* begin Records to use *

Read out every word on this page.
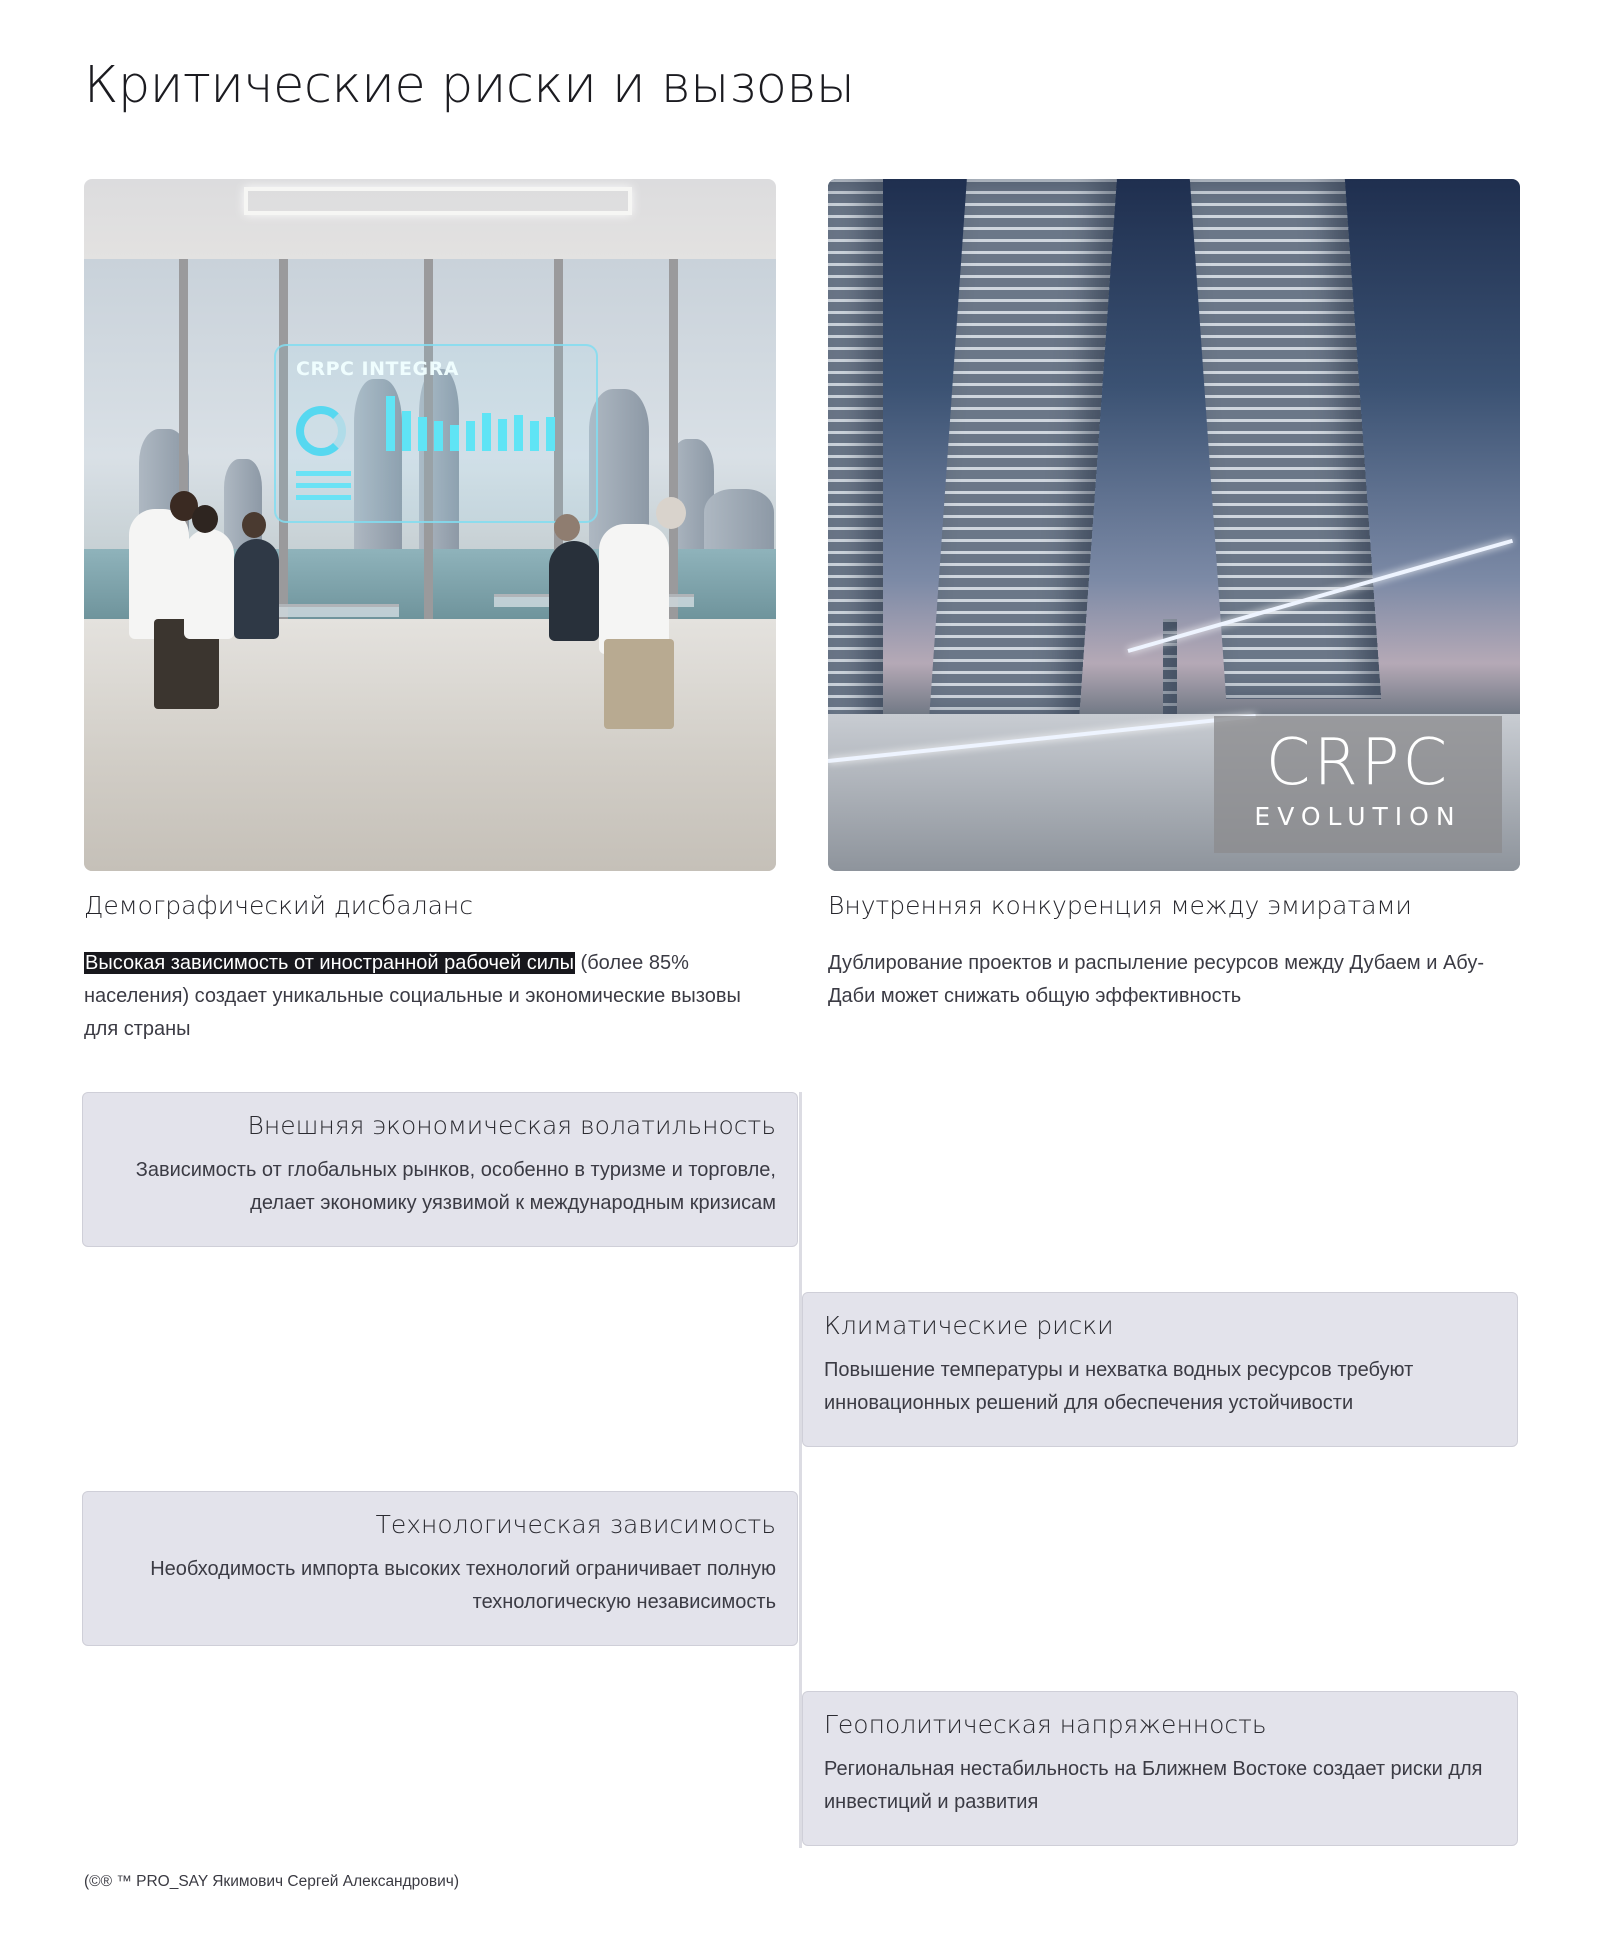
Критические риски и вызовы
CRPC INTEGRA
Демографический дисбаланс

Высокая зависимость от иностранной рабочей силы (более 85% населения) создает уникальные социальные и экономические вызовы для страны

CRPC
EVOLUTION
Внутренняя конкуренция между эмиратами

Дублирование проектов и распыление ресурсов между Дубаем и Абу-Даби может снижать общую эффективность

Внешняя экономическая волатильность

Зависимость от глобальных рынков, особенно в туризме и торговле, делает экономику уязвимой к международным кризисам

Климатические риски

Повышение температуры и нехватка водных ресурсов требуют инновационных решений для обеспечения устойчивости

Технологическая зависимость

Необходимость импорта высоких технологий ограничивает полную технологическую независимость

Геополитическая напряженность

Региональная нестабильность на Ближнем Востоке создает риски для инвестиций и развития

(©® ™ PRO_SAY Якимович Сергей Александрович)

* end Records to use *

_Task to carry out:_
Output the lines above in full and exactly as given, omitting any pictures.

_Exercise answer:_
Read out every word on this page.
Критические риски и вызовы
CRPC INTEGRA
Демографический дисбаланс

Высокая зависимость от иностранной рабочей силы (более 85% населения) создает уникальные социальные и экономические вызовы для страны

CRPC
EVOLUTION
Внутренняя конкуренция между эмиратами

Дублирование проектов и распыление ресурсов между Дубаем и Абу-Даби может снижать общую эффективность

Внешняя экономическая волатильность

Зависимость от глобальных рынков, особенно в туризме и торговле, делает экономику уязвимой к международным кризисам

Климатические риски

Повышение температуры и нехватка водных ресурсов требуют инновационных решений для обеспечения устойчивости

Технологическая зависимость

Необходимость импорта высоких технологий ограничивает полную технологическую независимость

Геополитическая напряженность

Региональная нестабильность на Ближнем Востоке создает риски для инвестиций и развития

(©® ™ PRO_SAY Якимович Сергей Александрович)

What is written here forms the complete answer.